* _SET TASK_: Each line containing the word "프로그램" should be found and copied.

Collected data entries
----

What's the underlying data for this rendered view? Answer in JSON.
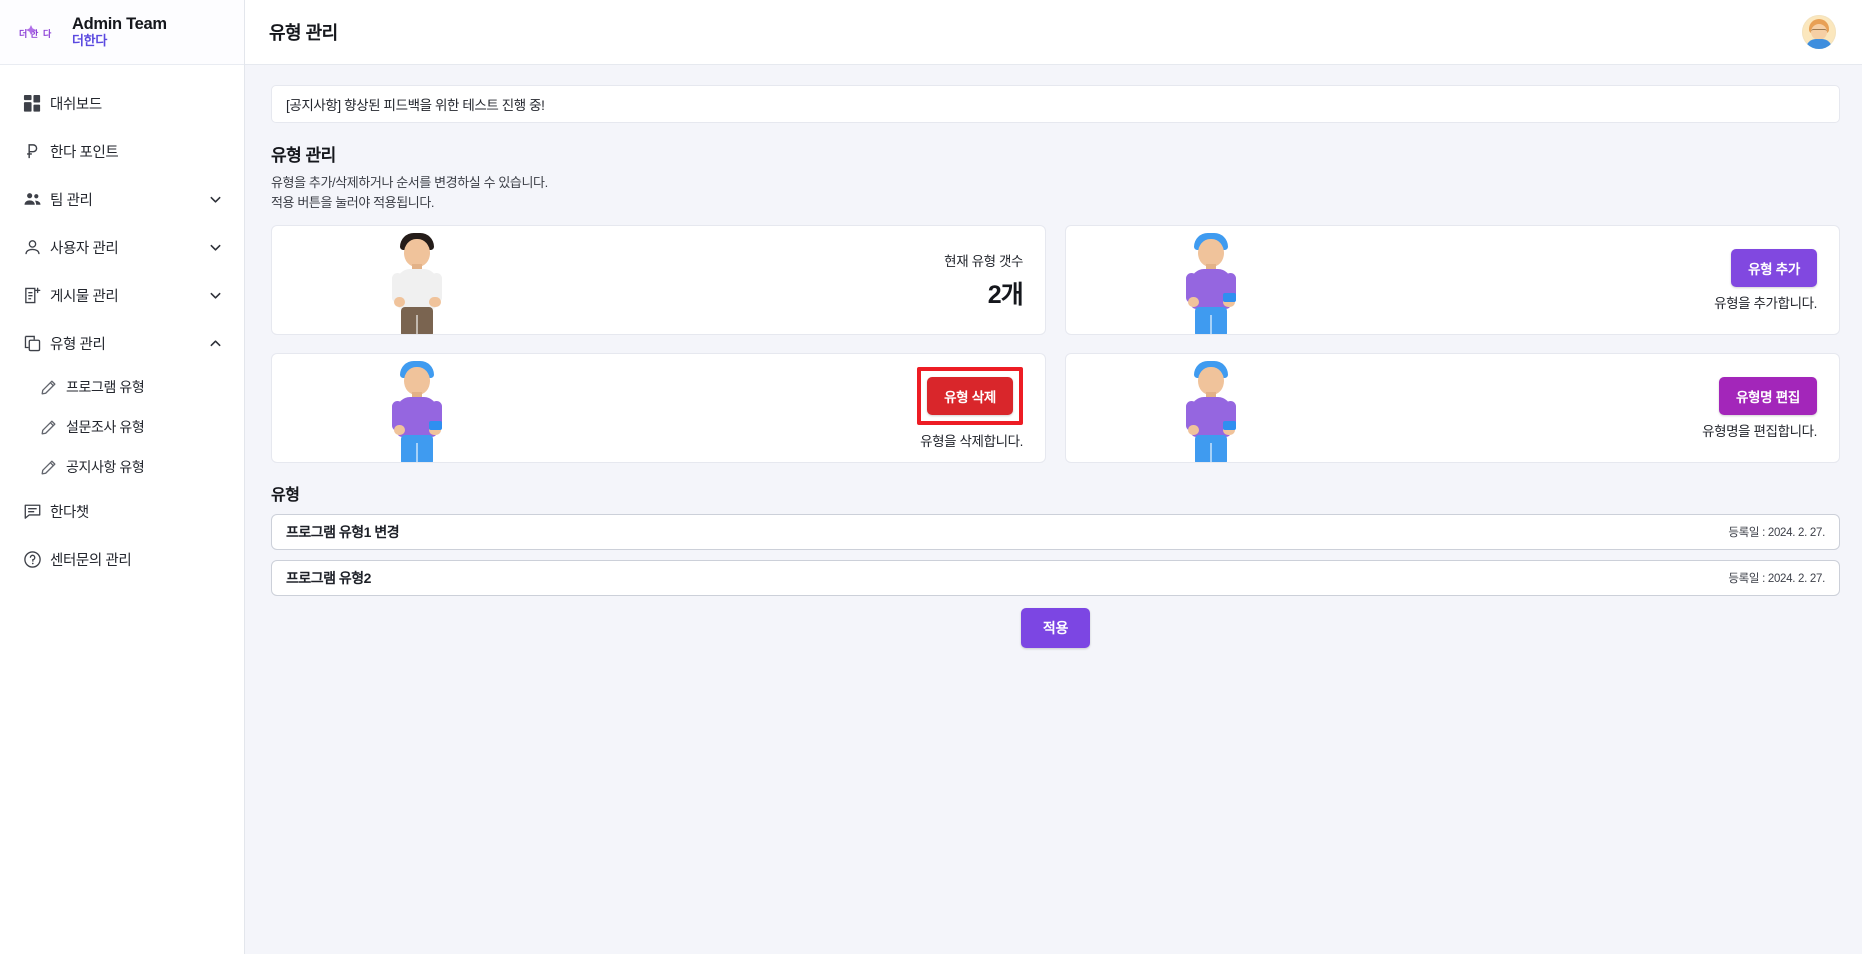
{
  "brand": {
    "logo_text": "더한다",
    "logo_icon": "brand-logo-icon",
    "title": "Admin Team",
    "subtitle": "더한다"
  },
  "sidebar": {
    "items": [
      {
        "label": "대쉬보드",
        "icon": "dashboard-icon",
        "chevron": "",
        "sub": false
      },
      {
        "label": "한다 포인트",
        "icon": "point-icon",
        "chevron": "",
        "sub": false
      },
      {
        "label": "팀 관리",
        "icon": "team-icon",
        "chevron": "chevron-down-icon",
        "sub": false
      },
      {
        "label": "사용자 관리",
        "icon": "user-icon",
        "chevron": "chevron-down-icon",
        "sub": false
      },
      {
        "label": "게시물 관리",
        "icon": "post-icon",
        "chevron": "chevron-down-icon",
        "sub": false
      },
      {
        "label": "유형 관리",
        "icon": "type-icon",
        "chevron": "chevron-up-icon",
        "sub": false
      },
      {
        "label": "프로그램 유형",
        "icon": "pencil-icon",
        "chevron": "",
        "sub": true
      },
      {
        "label": "설문조사 유형",
        "icon": "pencil-icon",
        "chevron": "",
        "sub": true
      },
      {
        "label": "공지사항 유형",
        "icon": "pencil-icon",
        "chevron": "",
        "sub": true
      },
      {
        "label": "한다챗",
        "icon": "chat-icon",
        "chevron": "",
        "sub": false
      },
      {
        "label": "센터문의 관리",
        "icon": "help-icon",
        "chevron": "",
        "sub": false
      }
    ]
  },
  "topbar": {
    "title": "유형 관리",
    "avatar_name": "user-avatar"
  },
  "notice": {
    "text": "[공지사항] 향상된 피드백을 위한 테스트 진행 중!"
  },
  "section": {
    "title": "유형 관리",
    "desc_line1": "유형을 추가/삭제하거나 순서를 변경하실 수 있습니다.",
    "desc_line2": "적용 버튼을 눌러야 적용됩니다."
  },
  "cards": {
    "count_card": {
      "label": "현재 유형 갯수",
      "value": "2개",
      "art": "man-standing-white-shirt"
    },
    "add_card": {
      "button": "유형 추가",
      "caption": "유형을 추가합니다.",
      "art": "man-with-phone-purple-shirt",
      "color": "#8148e0"
    },
    "delete_card": {
      "button": "유형 삭제",
      "caption": "유형을 삭제합니다.",
      "art": "man-with-phone-purple-shirt",
      "color": "#d9262b",
      "highlighted": true,
      "highlight_color": "#ed1c24"
    },
    "edit_card": {
      "button": "유형명 편집",
      "caption": "유형명을 편집합니다.",
      "art": "man-with-phone-purple-shirt",
      "color": "#a326ba"
    }
  },
  "list": {
    "title": "유형",
    "rows": [
      {
        "name": "프로그램 유형1 변경",
        "date": "등록일 : 2024. 2. 27."
      },
      {
        "name": "프로그램 유형2",
        "date": "등록일 : 2024. 2. 27."
      }
    ]
  },
  "apply": {
    "label": "적용",
    "color": "#7c46e3"
  }
}
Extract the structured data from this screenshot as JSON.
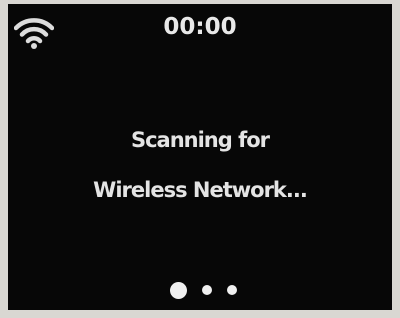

----

* _RESPONSE TO THE EXERCISE_:
        "label": "프로그램 유형",
        "name": "프로그램 유형1 변경",
        "name": "프로그램 유형2",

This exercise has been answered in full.